__DOCUMENTO DE ORIGEM__.
+++

Dominguinhos do Estácio, Geraldo Bessa e Gabriel no aniversário de dois anos do Bloco do Vigário

Junho de 1973. Eu mal havia acabado de fazer 17 anos e minha única preocupação existencial era comprar semanalmente a revista Placar, para conferir se continuava sendo o cara mais polêmico da seção de cartas.

Escrevendo cartas sob o pseudônimo “Carlos Osmar Pastoriza”, eu havia me transformado no “cara” da Página 12, onde eram publicadas as broncas dos leitores.

Toda semana saía publicada alguma presepada minha. Quando as cartas atrasavam (sim, naquela época a gente usava os Correios para se comunicar com alguém), na semana seguinte saíam duas novas presepadas.

Cursando o último ano de Eletrotécnica na ETFA, veio logo a idéia de expandir as sacanagens que eu escrevia pra revista de futebol, mas agora tendo como alvo a própria escola técnica.

Irmão caçula do saudoso professor Heyrton Bessa, o desencanado Geraldo Bessa (aka “Catatau” e “Djwery Power”), meu colega de classe, comprou a idéia. Nasceu o mural “Subway” (“Metrô”).

Era, evidentemente, uma ironia infame tirando onda do movimento underground, que havia falecido na década passada.

A gente assinava os textos como se pertencesse a um grupelho anarquista chamado “Simon People & The Saucerful Souls”.

Eu digitava os textos em casa e levava pra ETFA. O Catatau providenciava duas folhas de cartolina branca, tesoura, colar polar e alguns exemplares de revistas antigas.

A gente recortava os textos, colava nas cartolinas e ilustrava com fotografias retiradas das revistas, em um bric-a-brac bem dadaísta.

Depois que a obra-prima ficava pronta, o Catatau, na calada da noite, afixava as duas folhas de cartolinas no painel de avisos da escola, que ficava na lateral de um pátio onde funcionava a lanchonete.

Foi como colocar um elefante dentro de uma loja de cristais finos.

Em menos de um mês, o “Subway” já havia se transformado na coqueluche da escola.

Os moleques do turno da manhã e da tarde escreviam recados malcriados nos espaços em branco da cartolina, a gente respondia no mesmo diapasão, enfim, virou uma zona.

Mal comparando, seria uma espécie de blog movido a lenha.

+++

__MATERIAL FORNECIDO__.
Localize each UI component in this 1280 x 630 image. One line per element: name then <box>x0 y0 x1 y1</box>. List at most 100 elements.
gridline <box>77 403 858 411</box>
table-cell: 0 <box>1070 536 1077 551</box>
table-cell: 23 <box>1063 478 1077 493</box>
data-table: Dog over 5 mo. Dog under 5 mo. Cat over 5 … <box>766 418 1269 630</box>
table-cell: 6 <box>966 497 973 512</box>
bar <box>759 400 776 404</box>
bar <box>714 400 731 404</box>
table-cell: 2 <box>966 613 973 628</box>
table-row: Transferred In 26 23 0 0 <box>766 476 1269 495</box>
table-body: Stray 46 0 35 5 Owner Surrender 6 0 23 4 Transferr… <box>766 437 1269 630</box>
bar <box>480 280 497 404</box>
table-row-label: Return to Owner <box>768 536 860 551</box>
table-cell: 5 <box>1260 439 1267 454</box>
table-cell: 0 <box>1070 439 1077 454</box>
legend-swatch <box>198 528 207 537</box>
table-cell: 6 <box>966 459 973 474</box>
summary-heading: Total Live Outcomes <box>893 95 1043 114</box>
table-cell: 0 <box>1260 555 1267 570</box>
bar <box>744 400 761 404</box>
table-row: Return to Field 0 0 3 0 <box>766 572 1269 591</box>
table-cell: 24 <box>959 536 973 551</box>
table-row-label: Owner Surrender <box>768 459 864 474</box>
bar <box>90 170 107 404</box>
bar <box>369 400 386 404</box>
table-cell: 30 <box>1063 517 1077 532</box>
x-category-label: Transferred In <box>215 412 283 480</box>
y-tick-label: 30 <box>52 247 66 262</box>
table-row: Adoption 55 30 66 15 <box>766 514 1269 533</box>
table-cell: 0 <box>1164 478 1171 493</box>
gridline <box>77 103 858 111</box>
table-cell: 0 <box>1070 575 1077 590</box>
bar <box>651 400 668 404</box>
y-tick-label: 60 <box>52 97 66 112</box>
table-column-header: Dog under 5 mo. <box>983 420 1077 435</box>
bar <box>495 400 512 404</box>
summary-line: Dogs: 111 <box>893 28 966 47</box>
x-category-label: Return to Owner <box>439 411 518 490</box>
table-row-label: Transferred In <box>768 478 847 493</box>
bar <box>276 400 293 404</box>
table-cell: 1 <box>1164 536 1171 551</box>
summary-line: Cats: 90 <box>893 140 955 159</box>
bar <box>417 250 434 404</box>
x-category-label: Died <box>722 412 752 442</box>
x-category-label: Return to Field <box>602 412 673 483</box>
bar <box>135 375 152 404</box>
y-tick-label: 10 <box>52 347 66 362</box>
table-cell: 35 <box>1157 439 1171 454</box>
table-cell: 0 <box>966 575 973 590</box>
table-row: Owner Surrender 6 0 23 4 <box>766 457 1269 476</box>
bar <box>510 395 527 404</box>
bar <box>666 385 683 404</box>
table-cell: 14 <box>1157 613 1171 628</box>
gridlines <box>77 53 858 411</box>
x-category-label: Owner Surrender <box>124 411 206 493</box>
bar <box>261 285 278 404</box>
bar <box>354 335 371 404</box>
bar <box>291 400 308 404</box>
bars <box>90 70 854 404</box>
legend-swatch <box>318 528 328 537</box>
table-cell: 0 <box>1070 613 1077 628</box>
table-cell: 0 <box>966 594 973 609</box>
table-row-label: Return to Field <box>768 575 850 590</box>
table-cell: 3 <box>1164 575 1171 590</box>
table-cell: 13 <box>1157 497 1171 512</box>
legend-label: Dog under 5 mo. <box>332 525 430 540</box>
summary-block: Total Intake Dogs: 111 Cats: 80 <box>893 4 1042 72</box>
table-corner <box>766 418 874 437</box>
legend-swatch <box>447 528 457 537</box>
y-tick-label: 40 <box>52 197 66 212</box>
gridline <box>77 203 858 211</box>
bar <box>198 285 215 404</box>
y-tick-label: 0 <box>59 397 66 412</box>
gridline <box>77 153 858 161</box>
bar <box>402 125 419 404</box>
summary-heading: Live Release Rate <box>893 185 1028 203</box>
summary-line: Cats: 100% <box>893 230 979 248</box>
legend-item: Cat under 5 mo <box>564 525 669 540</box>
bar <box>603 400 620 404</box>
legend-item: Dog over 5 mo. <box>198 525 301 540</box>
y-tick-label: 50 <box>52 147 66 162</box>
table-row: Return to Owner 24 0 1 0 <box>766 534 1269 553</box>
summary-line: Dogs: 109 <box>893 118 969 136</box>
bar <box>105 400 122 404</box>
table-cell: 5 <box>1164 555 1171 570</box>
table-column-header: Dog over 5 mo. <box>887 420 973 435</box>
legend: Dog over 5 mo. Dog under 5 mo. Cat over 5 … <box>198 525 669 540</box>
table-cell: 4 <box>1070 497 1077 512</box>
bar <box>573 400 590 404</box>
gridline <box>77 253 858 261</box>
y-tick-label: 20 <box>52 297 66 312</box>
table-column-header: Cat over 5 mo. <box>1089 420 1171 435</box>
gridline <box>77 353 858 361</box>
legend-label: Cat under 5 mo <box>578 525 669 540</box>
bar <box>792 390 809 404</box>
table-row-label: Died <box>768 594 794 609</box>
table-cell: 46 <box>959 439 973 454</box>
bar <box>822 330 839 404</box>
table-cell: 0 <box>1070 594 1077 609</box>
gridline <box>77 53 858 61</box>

+++

__O QUE SE PEDE__.
1: Reescreva em forma de lista o parágrafo do relato que começa com "Toda semana saía publicada", mantendo seus fatos principais.
2: Responda com base no relato:
(a) Sob qual pseudônimo o narrador escrevia as cartas?
(b) Qual curso o narrador fazia na ETFA?
(c) Em quanto tempo o "Subway" virou a coqueluche da escola?

__RESPOSTAS EM ORDEM__.
1:
- Toda semana saía publicada alguma presepada do narrador.
- As cartas eram enviadas pelos Correios.
- Quando elas atrasavam, saíam duas presepadas novas na semana seguinte.

2:
(a) "Carlos Osmar Pastoriza".
(b) Eletrotécnica, no último ano.
(c) Em menos de um mês.